_Given exercise 1_
According to the email thread about tzdist servers, what does having a service require?

_Text segment_
(begin)

On 9/7/20 11:06 PM, Michael Douglass wrote:
On 9/7/20 19:43, Tim Parenti wrote:
A reasonable criterion for inclusion should probably be whether the service makes the protocol accessible for arbitrary consumption, whether openly or by authenticated subscription.
The phrase "supports TZDIST" can of course mean several different things, but while there are benefits to using the protocol internally to a product, I don't think this fulfills the expectation that it would tend to evoke here. From the perspective of someone reading tz-link.html, it's much more important to answer "where are some public tzdist servers I can point my project to?" rather than "what's something that happens to speak tzdist to its own clients?" (The latter, frankly, is of little relevance to consumers of the tz project data.)
We implemented (and use) those servers to provide a starting point. Having a service requires some infrastructure maintained by some body or consortium. I believe Ken's server fully supports tzdist (and beyond). Mine may be a little out of date but supports pretty much the latest.

(end)

_Dataset entries_
(begin)

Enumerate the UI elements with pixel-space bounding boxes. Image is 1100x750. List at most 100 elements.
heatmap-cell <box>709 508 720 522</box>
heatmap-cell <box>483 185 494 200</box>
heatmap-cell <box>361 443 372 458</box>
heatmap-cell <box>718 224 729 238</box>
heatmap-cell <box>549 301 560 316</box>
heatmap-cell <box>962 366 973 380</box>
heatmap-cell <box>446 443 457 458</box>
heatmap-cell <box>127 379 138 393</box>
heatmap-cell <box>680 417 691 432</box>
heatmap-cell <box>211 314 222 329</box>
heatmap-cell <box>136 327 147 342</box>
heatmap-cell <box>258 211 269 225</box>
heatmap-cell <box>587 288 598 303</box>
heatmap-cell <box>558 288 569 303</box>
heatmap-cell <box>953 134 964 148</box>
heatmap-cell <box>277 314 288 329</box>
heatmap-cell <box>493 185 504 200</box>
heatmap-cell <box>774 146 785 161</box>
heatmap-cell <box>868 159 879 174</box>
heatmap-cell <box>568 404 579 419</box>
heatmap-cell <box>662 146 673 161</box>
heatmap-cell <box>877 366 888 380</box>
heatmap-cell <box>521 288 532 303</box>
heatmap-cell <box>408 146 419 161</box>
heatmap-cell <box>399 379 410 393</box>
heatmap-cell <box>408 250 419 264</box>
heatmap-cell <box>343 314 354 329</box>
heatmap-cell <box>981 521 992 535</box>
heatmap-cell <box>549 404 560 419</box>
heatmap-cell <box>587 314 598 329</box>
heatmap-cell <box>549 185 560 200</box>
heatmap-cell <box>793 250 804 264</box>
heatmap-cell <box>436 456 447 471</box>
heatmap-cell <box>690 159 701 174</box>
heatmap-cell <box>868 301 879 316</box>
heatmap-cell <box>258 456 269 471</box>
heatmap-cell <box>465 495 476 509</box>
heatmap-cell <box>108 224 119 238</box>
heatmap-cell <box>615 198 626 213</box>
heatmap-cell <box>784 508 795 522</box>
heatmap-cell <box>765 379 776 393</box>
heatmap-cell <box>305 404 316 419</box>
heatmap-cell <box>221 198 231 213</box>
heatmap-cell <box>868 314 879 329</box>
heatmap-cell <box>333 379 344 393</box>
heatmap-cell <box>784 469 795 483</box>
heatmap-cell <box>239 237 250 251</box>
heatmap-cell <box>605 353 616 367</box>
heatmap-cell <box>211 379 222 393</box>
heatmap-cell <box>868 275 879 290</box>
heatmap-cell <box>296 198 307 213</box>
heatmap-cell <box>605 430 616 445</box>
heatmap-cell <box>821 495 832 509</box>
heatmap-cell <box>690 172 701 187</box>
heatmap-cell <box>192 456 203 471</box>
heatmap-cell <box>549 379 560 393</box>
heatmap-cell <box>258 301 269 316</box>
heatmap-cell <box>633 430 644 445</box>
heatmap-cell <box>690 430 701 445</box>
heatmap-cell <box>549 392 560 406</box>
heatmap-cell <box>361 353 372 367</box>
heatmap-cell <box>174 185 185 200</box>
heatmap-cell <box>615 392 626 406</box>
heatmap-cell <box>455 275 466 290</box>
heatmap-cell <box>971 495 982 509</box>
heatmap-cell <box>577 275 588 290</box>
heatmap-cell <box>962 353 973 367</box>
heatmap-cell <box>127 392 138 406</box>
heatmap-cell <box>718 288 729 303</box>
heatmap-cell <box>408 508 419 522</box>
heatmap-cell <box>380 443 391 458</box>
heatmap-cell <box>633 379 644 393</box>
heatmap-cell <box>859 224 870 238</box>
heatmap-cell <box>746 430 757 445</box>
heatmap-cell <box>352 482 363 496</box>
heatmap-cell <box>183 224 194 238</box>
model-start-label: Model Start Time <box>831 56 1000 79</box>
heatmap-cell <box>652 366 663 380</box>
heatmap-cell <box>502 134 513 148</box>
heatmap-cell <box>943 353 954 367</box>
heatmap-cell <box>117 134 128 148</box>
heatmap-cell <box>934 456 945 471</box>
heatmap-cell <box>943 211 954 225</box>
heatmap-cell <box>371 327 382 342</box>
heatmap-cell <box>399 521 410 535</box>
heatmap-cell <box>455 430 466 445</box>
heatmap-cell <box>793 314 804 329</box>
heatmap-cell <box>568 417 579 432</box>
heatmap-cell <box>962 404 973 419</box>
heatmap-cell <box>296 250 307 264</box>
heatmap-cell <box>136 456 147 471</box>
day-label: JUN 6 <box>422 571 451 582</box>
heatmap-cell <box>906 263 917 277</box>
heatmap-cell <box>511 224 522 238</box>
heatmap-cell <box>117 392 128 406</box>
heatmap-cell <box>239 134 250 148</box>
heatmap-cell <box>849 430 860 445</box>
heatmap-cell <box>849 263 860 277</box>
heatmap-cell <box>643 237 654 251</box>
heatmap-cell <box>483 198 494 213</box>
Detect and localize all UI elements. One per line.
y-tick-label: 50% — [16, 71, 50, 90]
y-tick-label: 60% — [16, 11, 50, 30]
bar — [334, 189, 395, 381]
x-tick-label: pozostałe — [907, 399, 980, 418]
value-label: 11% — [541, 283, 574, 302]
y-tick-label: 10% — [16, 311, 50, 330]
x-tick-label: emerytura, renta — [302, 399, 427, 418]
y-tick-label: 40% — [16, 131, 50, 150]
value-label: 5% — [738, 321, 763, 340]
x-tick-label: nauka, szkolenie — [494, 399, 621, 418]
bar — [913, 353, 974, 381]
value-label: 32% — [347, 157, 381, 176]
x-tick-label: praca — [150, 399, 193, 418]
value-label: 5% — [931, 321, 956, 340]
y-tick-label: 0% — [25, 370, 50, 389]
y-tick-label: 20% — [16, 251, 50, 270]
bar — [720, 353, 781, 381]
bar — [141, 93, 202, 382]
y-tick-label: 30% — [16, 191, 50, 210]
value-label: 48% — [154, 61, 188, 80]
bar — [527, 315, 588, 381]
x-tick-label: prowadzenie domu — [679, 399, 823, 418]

(end)

_Given exercise 2_
Set down the records word for word, starting at their first line and ending at the line that contains "heatmap-cell <box>549 301 560 316</box>", with both of those lines included.

_Final result 1_
Some infrastructure maintained by some body or consortium.

_Final result 2_
Enumerate the UI elements with pixel-space bounding boxes. Image is 1100x750. List at most 100 elements.
heatmap-cell <box>709 508 720 522</box>
heatmap-cell <box>483 185 494 200</box>
heatmap-cell <box>361 443 372 458</box>
heatmap-cell <box>718 224 729 238</box>
heatmap-cell <box>549 301 560 316</box>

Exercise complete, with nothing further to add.